**Short exercise**
Write out the lines below exactly as they stand, all of them, omitting the pictures.

Dataset rows:
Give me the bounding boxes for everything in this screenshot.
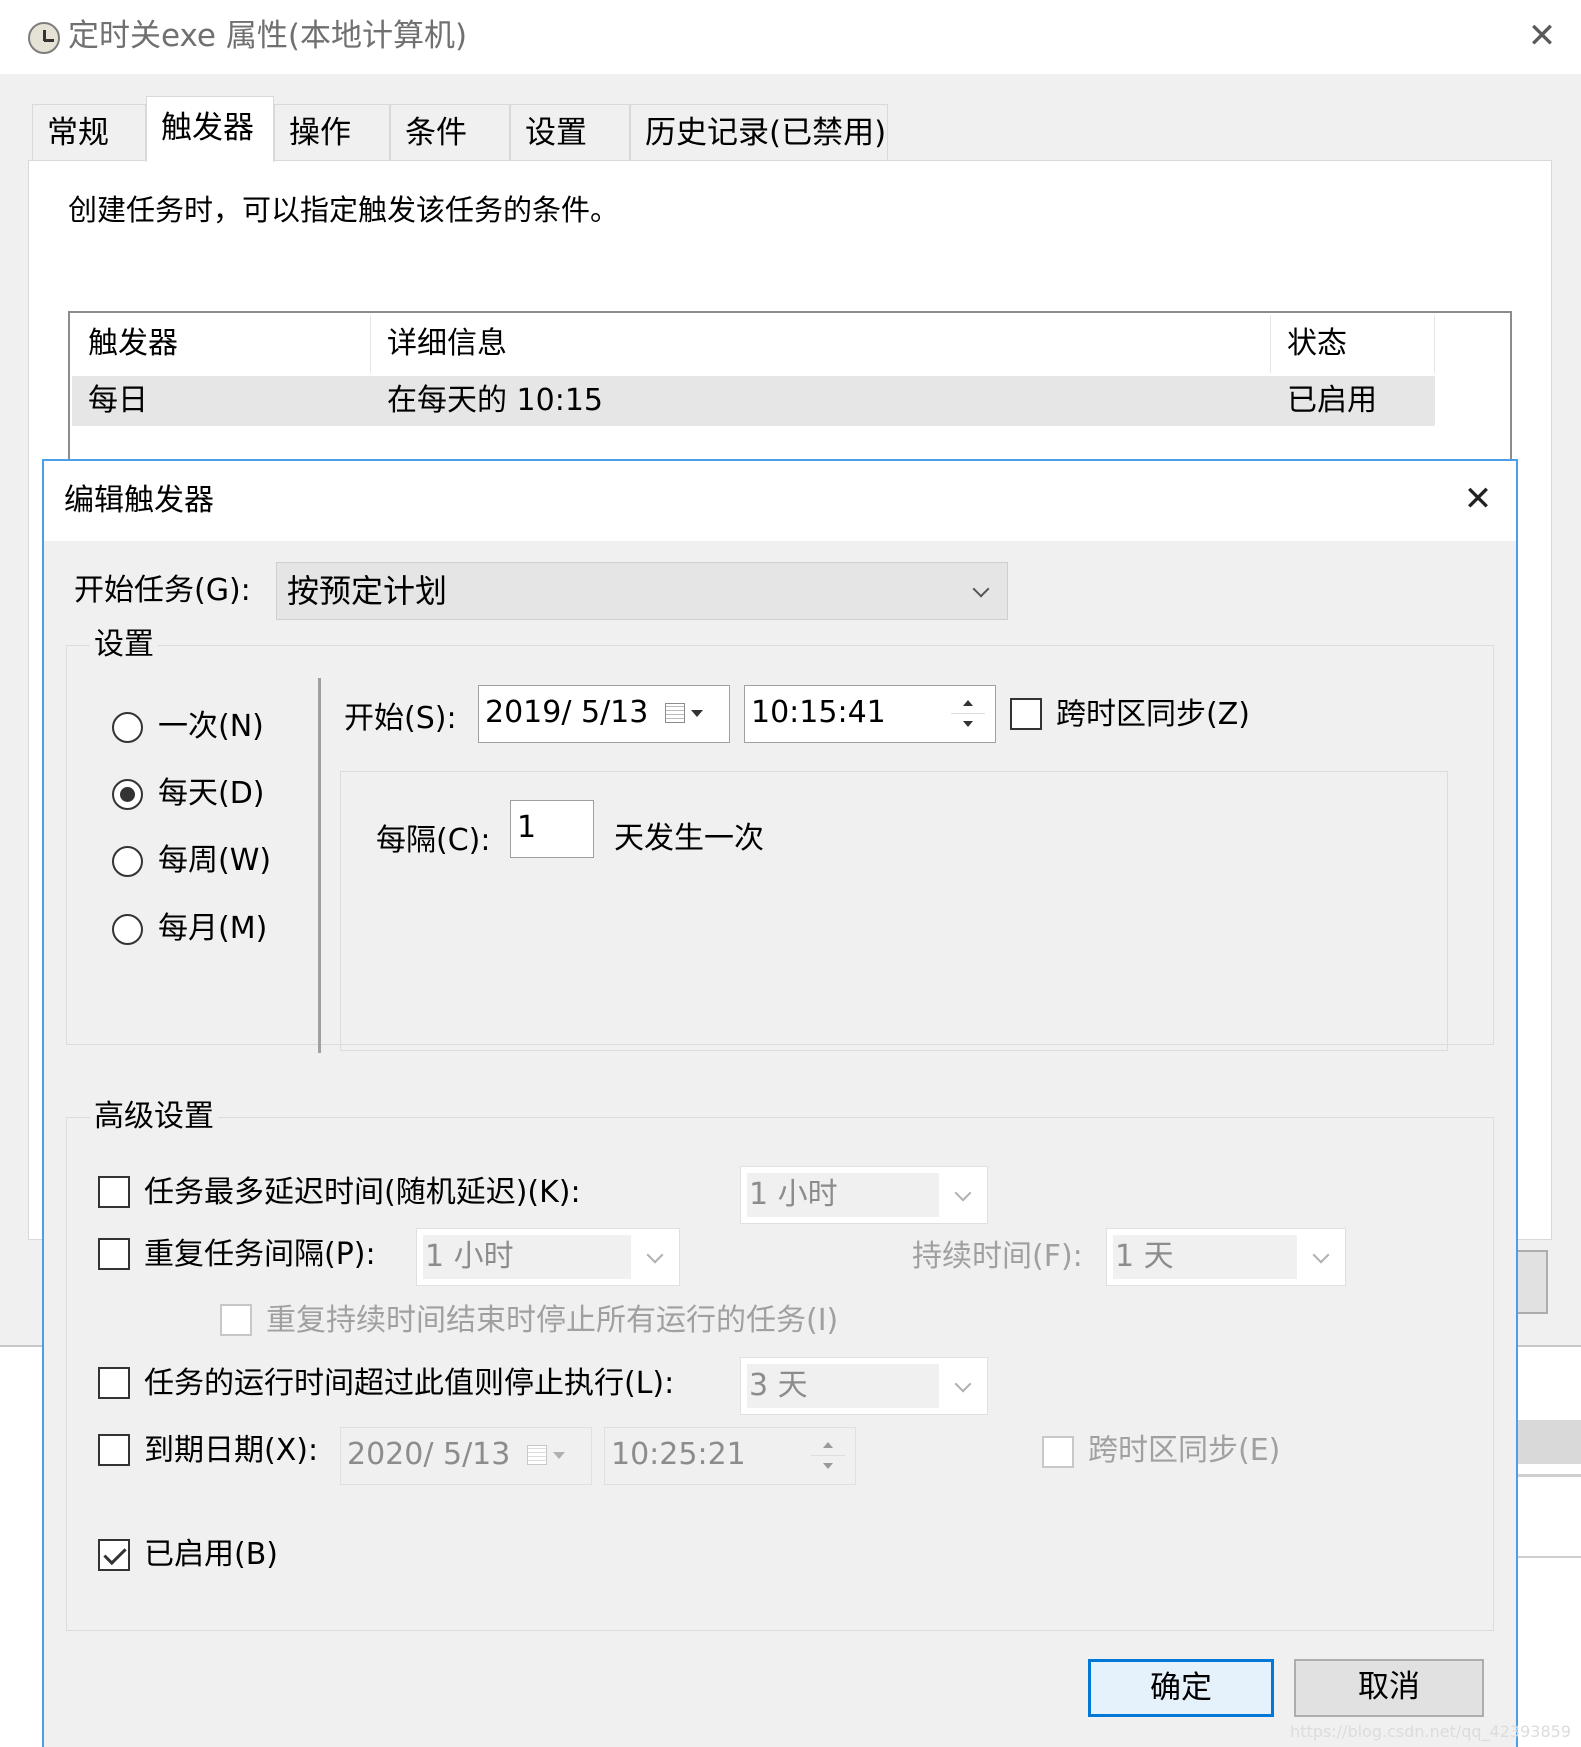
tab-conditions[interactable]: 条件: [390, 104, 510, 160]
advanced-settings-label: 高级设置: [90, 1095, 218, 1139]
calendar-icon: [665, 703, 685, 723]
dialog-close-icon[interactable]: ✕: [1454, 477, 1502, 521]
start-label: 开始(S):: [344, 701, 457, 736]
radio-daily[interactable]: [112, 779, 143, 810]
start-date-picker[interactable]: 2019/ 5/13: [478, 685, 730, 743]
stop-if-longer-value: 3 天: [747, 1364, 939, 1408]
background-line: [1518, 1474, 1581, 1477]
settings-separator: [318, 678, 321, 1053]
settings-group-label: 设置: [90, 623, 158, 667]
tab-actions[interactable]: 操作: [274, 104, 390, 160]
begin-task-select[interactable]: 按预定计划: [276, 562, 1008, 620]
tab-general[interactable]: 常规: [32, 104, 146, 160]
checkmark-icon: [103, 1541, 127, 1566]
repeat-interval-select[interactable]: 1 小时: [416, 1228, 680, 1286]
start-date-value: 2019/ 5/13: [485, 695, 649, 730]
radio-daily-label: 每天(D): [158, 776, 265, 811]
properties-close-icon[interactable]: ✕: [1518, 14, 1566, 58]
enabled-checkbox[interactable]: [98, 1539, 130, 1571]
clock-icon: [28, 22, 60, 54]
radio-monthly-label: 每月(M): [158, 911, 268, 946]
repeat-interval-value: 1 小时: [423, 1235, 631, 1279]
recur-suffix: 天发生一次: [614, 821, 764, 856]
edit-trigger-dialog: 编辑触发器 ✕ 开始任务(G): 按预定计划 设置 一次(N) 每天(D) 每周…: [42, 459, 1518, 1747]
chevron-down-icon: [646, 1246, 664, 1264]
expire-sync-timezone-label: 跨时区同步(E): [1088, 1433, 1281, 1468]
random-delay-select[interactable]: 1 小时: [740, 1166, 988, 1224]
random-delay-checkbox[interactable]: [98, 1176, 130, 1208]
expire-label: 到期日期(X):: [144, 1433, 319, 1468]
expire-time-value: 10:25:21: [611, 1437, 746, 1472]
radio-once-label: 一次(N): [158, 709, 264, 744]
column-header-details[interactable]: 详细信息: [371, 315, 1271, 373]
recurrence-panel: [340, 771, 1448, 1051]
recur-days-input[interactable]: 1: [510, 800, 594, 858]
duration-select[interactable]: 1 天: [1106, 1228, 1346, 1286]
dialog-titlebar: 编辑触发器 ✕: [44, 461, 1516, 541]
expire-date-value: 2020/ 5/13: [347, 1437, 511, 1472]
expire-checkbox[interactable]: [98, 1434, 130, 1466]
tab-settings[interactable]: 设置: [510, 104, 630, 160]
chevron-down-icon: [954, 1375, 972, 1393]
radio-monthly[interactable]: [112, 914, 143, 945]
stop-if-longer-checkbox[interactable]: [98, 1367, 130, 1399]
stop-if-longer-label: 任务的运行时间超过此值则停止执行(L):: [144, 1366, 675, 1401]
caret-down-icon: [553, 1452, 565, 1459]
start-time-value: 10:15:41: [751, 695, 886, 730]
time-spinner-icon[interactable]: [949, 688, 989, 740]
background-strip: [1518, 1420, 1581, 1464]
stop-at-duration-end-checkbox[interactable]: [220, 1304, 252, 1336]
properties-titlebar: 定时关exe 属性(本地计算机) ✕: [0, 0, 1581, 74]
details-cell: 在每天的 10:15: [371, 376, 1271, 426]
sync-timezone-checkbox[interactable]: [1010, 698, 1042, 730]
ok-button[interactable]: 确定: [1088, 1659, 1274, 1717]
radio-weekly-label: 每周(W): [158, 843, 272, 878]
tab-history[interactable]: 历史记录(已禁用): [630, 104, 888, 160]
random-delay-value: 1 小时: [747, 1173, 939, 1217]
trigger-cell: 每日: [72, 376, 371, 426]
begin-task-value: 按预定计划: [287, 572, 448, 610]
duration-value: 1 天: [1113, 1235, 1297, 1279]
enabled-label: 已启用(B): [144, 1537, 278, 1572]
stop-at-duration-end-label: 重复持续时间结束时停止所有运行的任务(I): [266, 1303, 839, 1338]
random-delay-label: 任务最多延迟时间(随机延迟)(K):: [144, 1175, 581, 1210]
cancel-button[interactable]: 取消: [1294, 1659, 1484, 1717]
chevron-down-icon: [972, 580, 990, 598]
duration-label: 持续时间(F):: [912, 1239, 1083, 1274]
background-line: [1518, 1556, 1581, 1558]
repeat-interval-checkbox[interactable]: [98, 1238, 130, 1270]
status-cell: 已启用: [1271, 376, 1435, 426]
stop-if-longer-select[interactable]: 3 天: [740, 1357, 988, 1415]
triggers-description: 创建任务时，可以指定触发该任务的条件。: [68, 193, 620, 227]
radio-weekly[interactable]: [112, 846, 143, 877]
chevron-down-icon: [954, 1184, 972, 1202]
table-row[interactable]: 每日 在每天的 10:15 已启用: [72, 376, 1435, 426]
calendar-icon: [527, 1445, 547, 1465]
begin-task-label: 开始任务(G):: [74, 573, 251, 608]
triggers-table: 触发器 详细信息 状态 每日 在每天的 10:15 已启用: [68, 311, 1512, 471]
properties-button-edge[interactable]: [1516, 1250, 1548, 1314]
column-header-status[interactable]: 状态: [1271, 315, 1435, 373]
radio-once[interactable]: [112, 712, 143, 743]
caret-down-icon: [691, 710, 703, 717]
sync-timezone-label: 跨时区同步(Z): [1056, 697, 1250, 732]
chevron-down-icon: [1312, 1246, 1330, 1264]
time-spinner-icon[interactable]: [809, 1430, 849, 1482]
repeat-interval-label: 重复任务间隔(P):: [144, 1237, 376, 1272]
recur-label: 每隔(C):: [376, 823, 491, 858]
tab-triggers[interactable]: 触发器: [146, 96, 274, 162]
start-time-field[interactable]: 10:15:41: [744, 685, 996, 743]
watermark: https://blog.csdn.net/qq_42393859: [1290, 1722, 1571, 1741]
properties-title: 定时关exe 属性(本地计算机): [68, 18, 468, 54]
expire-time-field[interactable]: 10:25:21: [604, 1427, 856, 1485]
dialog-title: 编辑触发器: [64, 483, 214, 518]
expire-sync-timezone-checkbox[interactable]: [1042, 1436, 1074, 1468]
column-header-trigger[interactable]: 触发器: [72, 315, 371, 373]
expire-date-picker[interactable]: 2020/ 5/13: [340, 1427, 592, 1485]
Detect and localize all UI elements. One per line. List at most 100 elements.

**Solution below**
Give me the bounding boxes for everything in this screenshot.
tab-conditions[interactable]: 条件: [390, 104, 510, 160]
advanced-settings-label: 高级设置: [90, 1095, 218, 1139]
calendar-icon: [665, 703, 685, 723]
dialog-close-icon[interactable]: ✕: [1454, 477, 1502, 521]
start-label: 开始(S):: [344, 701, 457, 736]
radio-daily[interactable]: [112, 779, 143, 810]
start-date-picker[interactable]: 2019/ 5/13: [478, 685, 730, 743]
stop-if-longer-value: 3 天: [747, 1364, 939, 1408]
background-line: [1518, 1474, 1581, 1477]
settings-separator: [318, 678, 321, 1053]
settings-group-label: 设置: [90, 623, 158, 667]
tab-actions[interactable]: 操作: [274, 104, 390, 160]
begin-task-select[interactable]: 按预定计划: [276, 562, 1008, 620]
tab-general[interactable]: 常规: [32, 104, 146, 160]
checkmark-icon: [103, 1541, 127, 1566]
repeat-interval-select[interactable]: 1 小时: [416, 1228, 680, 1286]
start-date-value: 2019/ 5/13: [485, 695, 649, 730]
radio-daily-label: 每天(D): [158, 776, 265, 811]
properties-close-icon[interactable]: ✕: [1518, 14, 1566, 58]
enabled-checkbox[interactable]: [98, 1539, 130, 1571]
clock-icon: [28, 22, 60, 54]
radio-monthly-label: 每月(M): [158, 911, 268, 946]
repeat-interval-value: 1 小时: [423, 1235, 631, 1279]
recur-suffix: 天发生一次: [614, 821, 764, 856]
edit-trigger-dialog: 编辑触发器 ✕ 开始任务(G): 按预定计划 设置 一次(N) 每天(D) 每周…: [42, 459, 1518, 1747]
chevron-down-icon: [646, 1246, 664, 1264]
expire-sync-timezone-label: 跨时区同步(E): [1088, 1433, 1281, 1468]
random-delay-select[interactable]: 1 小时: [740, 1166, 988, 1224]
random-delay-checkbox[interactable]: [98, 1176, 130, 1208]
expire-label: 到期日期(X):: [144, 1433, 319, 1468]
expire-time-value: 10:25:21: [611, 1437, 746, 1472]
radio-once-label: 一次(N): [158, 709, 264, 744]
column-header-details[interactable]: 详细信息: [371, 315, 1271, 373]
recurrence-panel: [340, 771, 1448, 1051]
recur-days-input[interactable]: 1: [510, 800, 594, 858]
duration-select[interactable]: 1 天: [1106, 1228, 1346, 1286]
dialog-titlebar: 编辑触发器 ✕: [44, 461, 1516, 541]
expire-date-value: 2020/ 5/13: [347, 1437, 511, 1472]
expire-checkbox[interactable]: [98, 1434, 130, 1466]
tab-settings[interactable]: 设置: [510, 104, 630, 160]
chevron-down-icon: [954, 1375, 972, 1393]
radio-monthly[interactable]: [112, 914, 143, 945]
stop-if-longer-checkbox[interactable]: [98, 1367, 130, 1399]
stop-if-longer-label: 任务的运行时间超过此值则停止执行(L):: [144, 1366, 675, 1401]
caret-down-icon: [553, 1452, 565, 1459]
start-time-value: 10:15:41: [751, 695, 886, 730]
time-spinner-icon[interactable]: [949, 688, 989, 740]
background-strip: [1518, 1420, 1581, 1464]
stop-at-duration-end-checkbox[interactable]: [220, 1304, 252, 1336]
properties-titlebar: 定时关exe 属性(本地计算机) ✕: [0, 0, 1581, 74]
details-cell: 在每天的 10:15: [371, 376, 1271, 426]
sync-timezone-checkbox[interactable]: [1010, 698, 1042, 730]
ok-button[interactable]: 确定: [1088, 1659, 1274, 1717]
radio-weekly-label: 每周(W): [158, 843, 272, 878]
tab-history[interactable]: 历史记录(已禁用): [630, 104, 888, 160]
random-delay-value: 1 小时: [747, 1173, 939, 1217]
trigger-cell: 每日: [72, 376, 371, 426]
begin-task-value: 按预定计划: [287, 572, 448, 610]
duration-value: 1 天: [1113, 1235, 1297, 1279]
enabled-label: 已启用(B): [144, 1537, 278, 1572]
stop-at-duration-end-label: 重复持续时间结束时停止所有运行的任务(I): [266, 1303, 839, 1338]
random-delay-label: 任务最多延迟时间(随机延迟)(K):: [144, 1175, 581, 1210]
cancel-button[interactable]: 取消: [1294, 1659, 1484, 1717]
chevron-down-icon: [972, 580, 990, 598]
duration-label: 持续时间(F):: [912, 1239, 1083, 1274]
background-line: [1518, 1556, 1581, 1558]
repeat-interval-checkbox[interactable]: [98, 1238, 130, 1270]
status-cell: 已启用: [1271, 376, 1435, 426]
stop-if-longer-select[interactable]: 3 天: [740, 1357, 988, 1415]
triggers-description: 创建任务时，可以指定触发该任务的条件。: [68, 193, 620, 227]
radio-weekly[interactable]: [112, 846, 143, 877]
chevron-down-icon: [954, 1184, 972, 1202]
table-row[interactable]: 每日 在每天的 10:15 已启用: [72, 376, 1435, 426]
calendar-icon: [527, 1445, 547, 1465]
begin-task-label: 开始任务(G):: [74, 573, 251, 608]
triggers-table: 触发器 详细信息 状态 每日 在每天的 10:15 已启用: [68, 311, 1512, 471]
properties-button-edge[interactable]: [1516, 1250, 1548, 1314]
column-header-status[interactable]: 状态: [1271, 315, 1435, 373]
radio-once[interactable]: [112, 712, 143, 743]
caret-down-icon: [691, 710, 703, 717]
sync-timezone-label: 跨时区同步(Z): [1056, 697, 1250, 732]
chevron-down-icon: [1312, 1246, 1330, 1264]
time-spinner-icon[interactable]: [809, 1430, 849, 1482]
repeat-interval-label: 重复任务间隔(P):: [144, 1237, 376, 1272]
recur-label: 每隔(C):: [376, 823, 491, 858]
tab-triggers[interactable]: 触发器: [146, 96, 274, 162]
start-time-field[interactable]: 10:15:41: [744, 685, 996, 743]
watermark: https://blog.csdn.net/qq_42393859: [1290, 1722, 1571, 1741]
properties-title: 定时关exe 属性(本地计算机): [68, 18, 468, 54]
expire-time-field[interactable]: 10:25:21: [604, 1427, 856, 1485]
dialog-title: 编辑触发器: [64, 483, 214, 518]
expire-sync-timezone-checkbox[interactable]: [1042, 1436, 1074, 1468]
column-header-trigger[interactable]: 触发器: [72, 315, 371, 373]
expire-date-picker[interactable]: 2020/ 5/13: [340, 1427, 592, 1485]
Detect and localize all UI elements. One per line. List at most 100 elements.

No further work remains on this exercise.